> _Direction_
Every line holding the string "HumanUse" should be gathered.

> _Extracted records_

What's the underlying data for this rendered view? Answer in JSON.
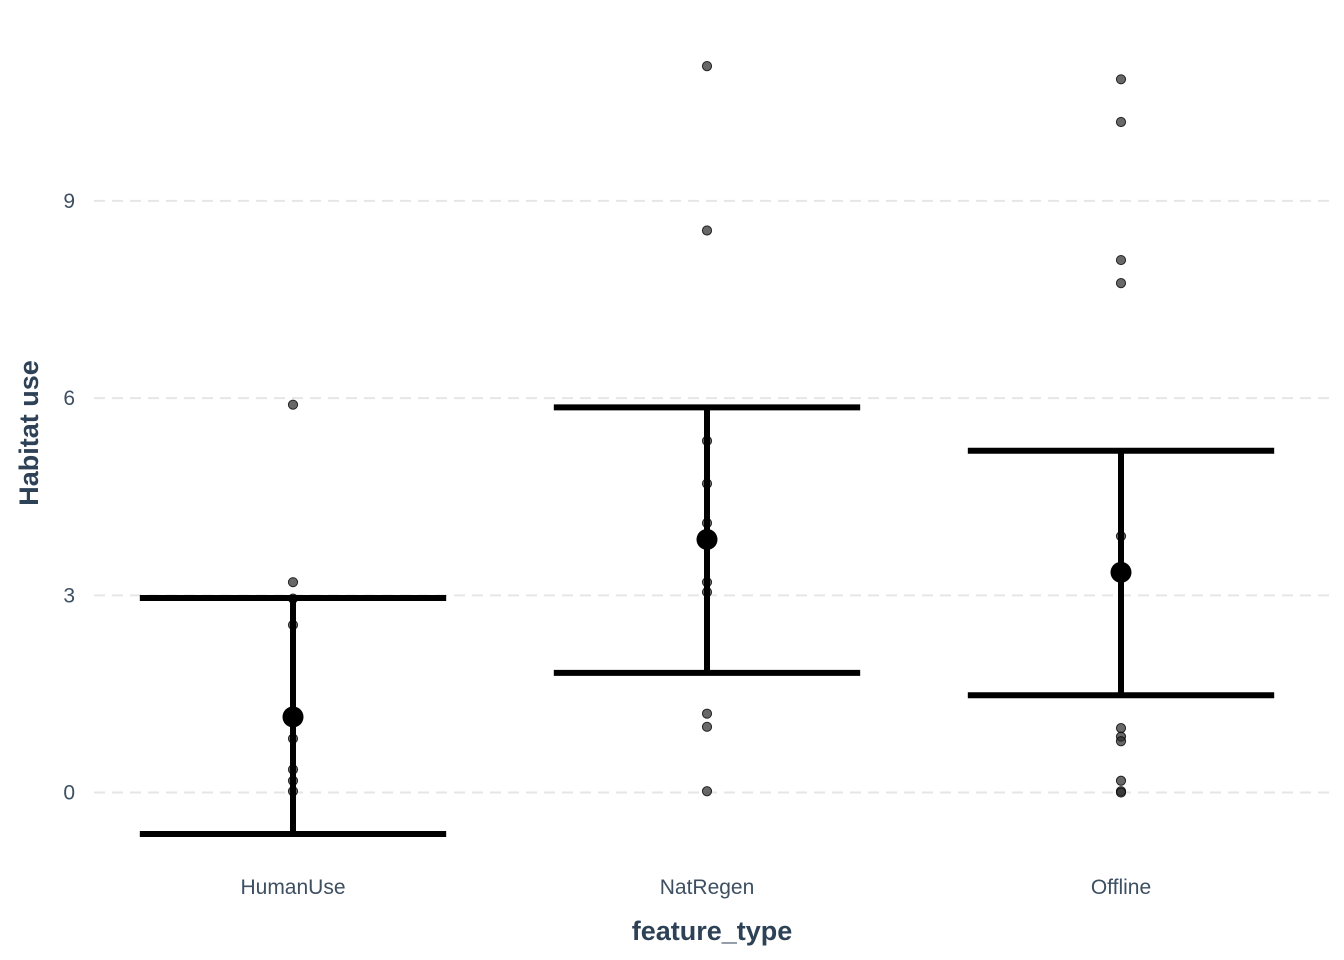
{
  "chart_data": {
    "type": "scatter",
    "xlabel": "feature_type",
    "ylabel": "Habitat use",
    "categories": [
      "HumanUse",
      "NatRegen",
      "Offline"
    ],
    "y_ticks": [
      0,
      3,
      6,
      9
    ],
    "ylim": [
      -0.95,
      11.6
    ],
    "grid": "horizontal dashed",
    "points": {
      "HumanUse": [
        5.9,
        3.2,
        2.95,
        2.55,
        0.82,
        0.35,
        0.18,
        0.02
      ],
      "NatRegen": [
        11.05,
        8.55,
        5.35,
        4.7,
        4.1,
        3.2,
        3.05,
        1.2,
        1.0,
        0.02
      ],
      "Offline": [
        10.85,
        10.2,
        8.1,
        7.75,
        3.9,
        0.98,
        0.85,
        0.78,
        0.18,
        0.02,
        0.0
      ]
    },
    "summary": [
      {
        "category": "HumanUse",
        "mean": 1.15,
        "lower": -0.63,
        "upper": 2.96
      },
      {
        "category": "NatRegen",
        "mean": 3.85,
        "lower": 1.82,
        "upper": 5.86
      },
      {
        "category": "Offline",
        "mean": 3.35,
        "lower": 1.48,
        "upper": 5.2
      }
    ]
  }
}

> _Worked solution_
      "HumanUse",
      "HumanUse": [
        "category": "HumanUse",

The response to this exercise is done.